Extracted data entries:
+--

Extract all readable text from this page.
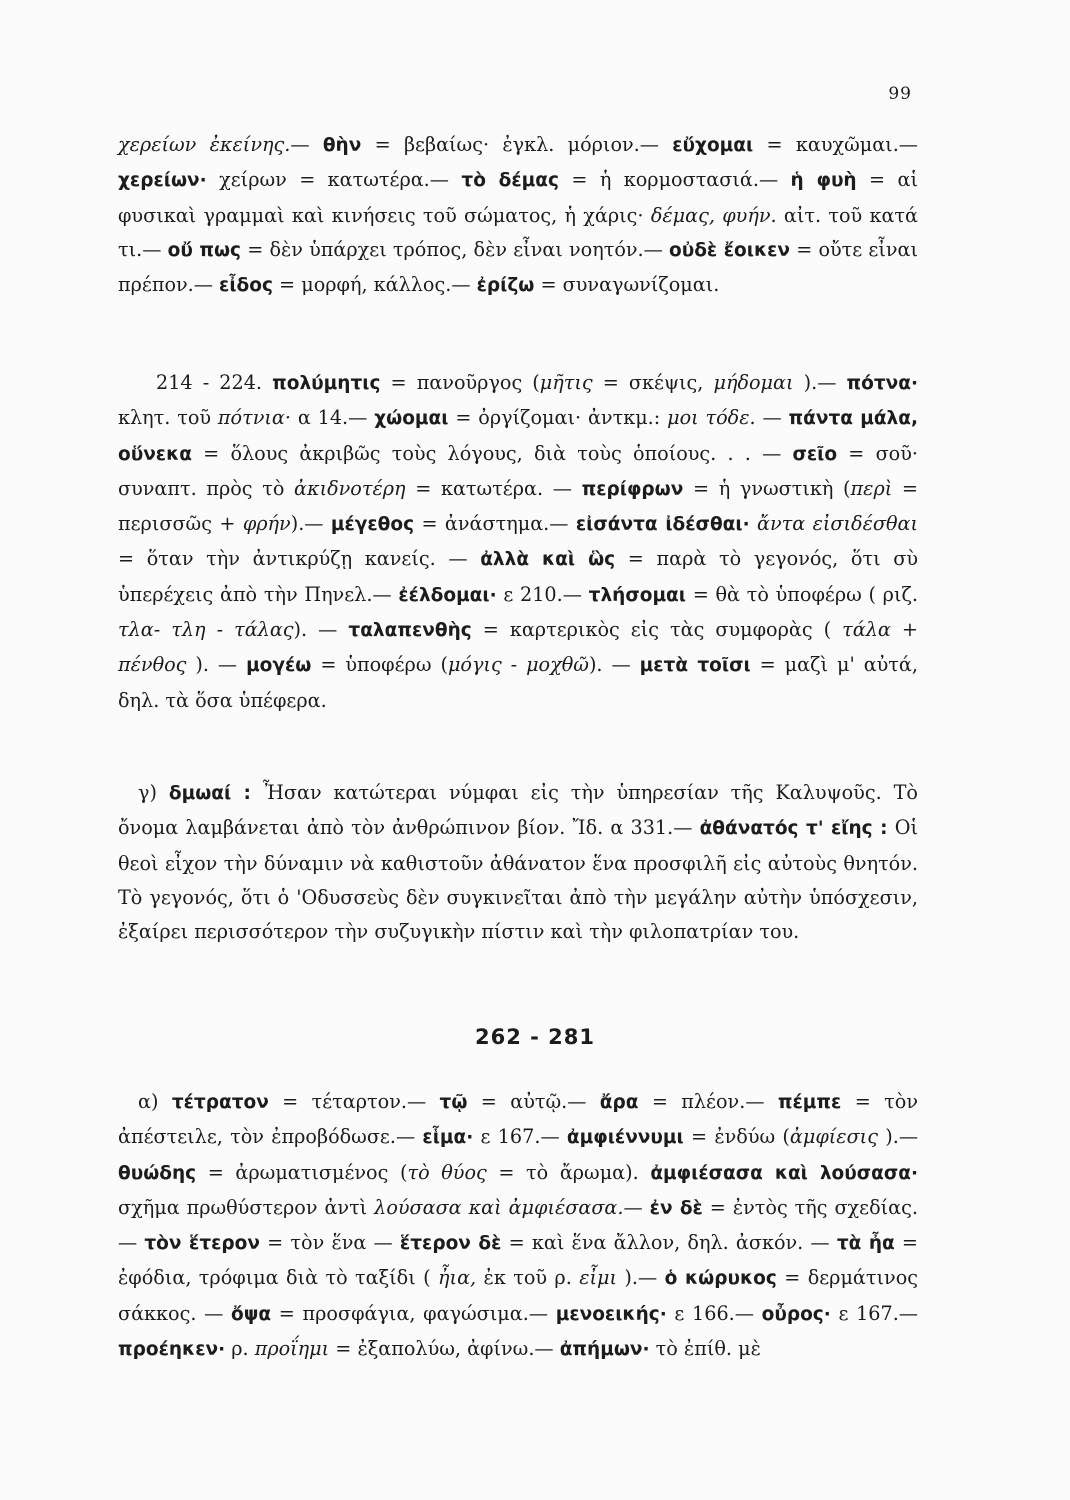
99
χερείων ἐκείνης.— θὴν = βεβαίως· ἐγκλ. μόριον.— εὔχομαι = καυχῶμαι.— χερείων· χείρων = κατωτέρα.— τὸ δέμας = ἡ κορμοστασιά.— ἡ φυὴ = αἱ φυσικαὶ γραμμαὶ καὶ κινήσεις τοῦ σώματος, ἡ χάρις· δέμας, φυήν. αἰτ. τοῦ κατά τι.— οὔ πως = δὲν ὑπάρχει τρόπος, δὲν εἶναι νοητόν.— οὐδὲ ἔοικεν = οὔτε εἶναι πρέπον.— εἶδος = μορφή, κάλλος.— ἐρίζω = συναγωνίζομαι.
214 - 224. πολύμητις = πανοῦργος (μῆτις = σκέψις, μήδομαι ).— πότνα· κλητ. τοῦ πότνια· α 14.— χώομαι = ὀργίζομαι· ἀντκμ.: μοι τόδε. — πάντα μάλα, οὕνεκα = ὅλους ἀκριβῶς τοὺς λόγους, διὰ τοὺς ὁποίους. . . — σεῖο = σοῦ· συναπτ. πρὸς τὸ ἀκιδνοτέρη = κατωτέρα. — περίφρων = ἡ γνωστικὴ (περὶ = περισσῶς + φρήν).— μέγεθος = ἀνάστημα.— εἰσάντα ἰδέσθαι· ἄντα εἰσιδέσθαι = ὅταν τὴν ἀντικρύζῃ κανείς. — ἀλλὰ καὶ ὣς = παρὰ τὸ γεγονός, ὅτι σὺ ὑπερέχεις ἀπὸ τὴν Πηνελ.— ἐέλδομαι· ε 210.— τλήσομαι = θὰ τὸ ὑποφέρω ( ριζ. τλα- τλη - τάλας). — ταλαπενθὴς = καρτερικὸς εἰς τὰς συμφορὰς ( τάλα + πένθος ). — μογέω = ὑποφέρω (μόγις - μοχθῶ). — μετὰ τοῖσι = μαζὶ μ' αὐτά, δηλ. τὰ ὅσα ὑπέφερα.
γ) δμωαί : Ἦσαν κατώτεραι νύμφαι εἰς τὴν ὑπηρεσίαν τῆς Καλυψοῦς. Τὸ ὄνομα λαμβάνεται ἀπὸ τὸν ἀνθρώπινον βίον. Ἴδ. α 331.— ἀθάνατός τ' εἴης : Οἱ θεοὶ εἶχον τὴν δύναμιν νὰ καθιστοῦν ἀθάνατον ἕνα προσφιλῆ εἰς αὐτοὺς θνητόν. Τὸ γεγονός, ὅτι ὁ 'Οδυσσεὺς δὲν συγκινεῖται ἀπὸ τὴν μεγάλην αὐτὴν ὑπόσχεσιν, ἐξαίρει περισσότερον τὴν συζυγικὴν πίστιν καὶ τὴν φιλοπατρίαν του.
262 - 281
α) τέτρατον = τέταρτον.— τῷ = αὐτῷ.— ἄρα = πλέον.— πέμπε = τὸν ἀπέστειλε, τὸν ἐπροβόδωσε.— εἷμα· ε 167.— ἀμφιέννυμι = ἐνδύω (ἀμφίεσις ).— θυώδης = ἀρωματισμένος (τὸ θύος = τὸ ἄρωμα). ἀμφιέσασα καὶ λούσασα· σχῆμα πρωθύστερον ἀντὶ λούσασα καὶ ἀμφιέσασα.— ἐν δὲ = ἐντὸς τῆς σχεδίας.— τὸν ἕτερον = τὸν ἕνα — ἕτερον δὲ = καὶ ἕνα ἄλλον, δηλ. ἀσκόν. — τὰ ἦα = ἐφόδια, τρόφιμα διὰ τὸ ταξίδι ( ἦια, ἐκ τοῦ ρ. εἶμι ).— ὁ κώρυκος = δερμάτινος σάκκος. — ὄψα = προσφάγια, φαγώσιμα.— μενοεικής· ε 166.— οὖρος· ε 167.— προέηκεν· ρ. προΐημι = ἐξαπολύω, ἀφίνω.— ἀπήμων· τὸ ἐπίθ. μὲ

+--

WHAT IS REQUIRED: Gather up every line in the data above that contains the word "κατωτέρα", copying each one.

ANSWER BELOW:
χερείων ἐκείνης.— θὴν = βεβαίως· ἐγκλ. μόριον.— εὔχομαι = καυχῶμαι.— χερείων· χείρων = κατωτέρα.— τὸ δέμας = ἡ κορμοστασιά.— ἡ φυὴ = αἱ φυσικαὶ γραμμαὶ καὶ κινήσεις τοῦ σώματος, ἡ χάρις· δέμας, φυήν. αἰτ. τοῦ κατά τι.— οὔ πως = δὲν ὑπάρχει τρόπος, δὲν εἶναι νοητόν.— οὐδὲ ἔοικεν = οὔτε εἶναι πρέπον.— εἶδος = μορφή, κάλλος.— ἐρίζω = συναγωνίζομαι.
214 - 224. πολύμητις = πανοῦργος (μῆτις = σκέψις, μήδομαι ).— πότνα· κλητ. τοῦ πότνια· α 14.— χώομαι = ὀργίζομαι· ἀντκμ.: μοι τόδε. — πάντα μάλα, οὕνεκα = ὅλους ἀκριβῶς τοὺς λόγους, διὰ τοὺς ὁποίους. . . — σεῖο = σοῦ· συναπτ. πρὸς τὸ ἀκιδνοτέρη = κατωτέρα. — περίφρων = ἡ γνωστικὴ (περὶ = περισσῶς + φρήν).— μέγεθος = ἀνάστημα.— εἰσάντα ἰδέσθαι· ἄντα εἰσιδέσθαι = ὅταν τὴν ἀντικρύζῃ κανείς. — ἀλλὰ καὶ ὣς = παρὰ τὸ γεγονός, ὅτι σὺ ὑπερέχεις ἀπὸ τὴν Πηνελ.— ἐέλδομαι· ε 210.— τλήσομαι = θὰ τὸ ὑποφέρω ( ριζ. τλα- τλη - τάλας). — ταλαπενθὴς = καρτερικὸς εἰς τὰς συμφορὰς ( τάλα + πένθος ). — μογέω = ὑποφέρω (μόγις - μοχθῶ). — μετὰ τοῖσι = μαζὶ μ' αὐτά, δηλ. τὰ ὅσα ὑπέφερα.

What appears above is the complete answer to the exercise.